Task brief
Go over the listing below line by line and tally those containing "being". Give only the tally.

Extracted information
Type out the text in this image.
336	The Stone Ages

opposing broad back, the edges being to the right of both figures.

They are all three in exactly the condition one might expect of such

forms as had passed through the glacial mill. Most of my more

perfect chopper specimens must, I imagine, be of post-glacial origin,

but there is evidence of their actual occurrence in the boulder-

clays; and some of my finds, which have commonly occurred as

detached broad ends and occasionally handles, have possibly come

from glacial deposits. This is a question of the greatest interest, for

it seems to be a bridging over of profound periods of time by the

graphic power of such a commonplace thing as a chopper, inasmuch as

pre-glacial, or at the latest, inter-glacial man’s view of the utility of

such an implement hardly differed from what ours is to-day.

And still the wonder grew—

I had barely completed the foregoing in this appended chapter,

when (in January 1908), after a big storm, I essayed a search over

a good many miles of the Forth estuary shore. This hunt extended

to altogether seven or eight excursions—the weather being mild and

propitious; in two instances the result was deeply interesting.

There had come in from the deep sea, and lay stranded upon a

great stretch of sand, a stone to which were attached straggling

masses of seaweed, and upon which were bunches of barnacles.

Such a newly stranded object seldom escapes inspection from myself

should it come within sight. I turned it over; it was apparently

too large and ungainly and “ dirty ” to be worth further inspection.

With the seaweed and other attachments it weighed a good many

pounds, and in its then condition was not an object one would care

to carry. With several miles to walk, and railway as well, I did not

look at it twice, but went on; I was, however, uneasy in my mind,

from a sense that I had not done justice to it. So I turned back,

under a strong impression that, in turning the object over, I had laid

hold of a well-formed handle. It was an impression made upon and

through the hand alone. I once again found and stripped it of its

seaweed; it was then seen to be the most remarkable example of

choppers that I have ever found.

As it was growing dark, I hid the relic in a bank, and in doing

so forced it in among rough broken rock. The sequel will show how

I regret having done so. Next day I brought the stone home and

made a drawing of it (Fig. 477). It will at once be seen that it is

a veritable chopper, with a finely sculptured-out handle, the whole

The result
2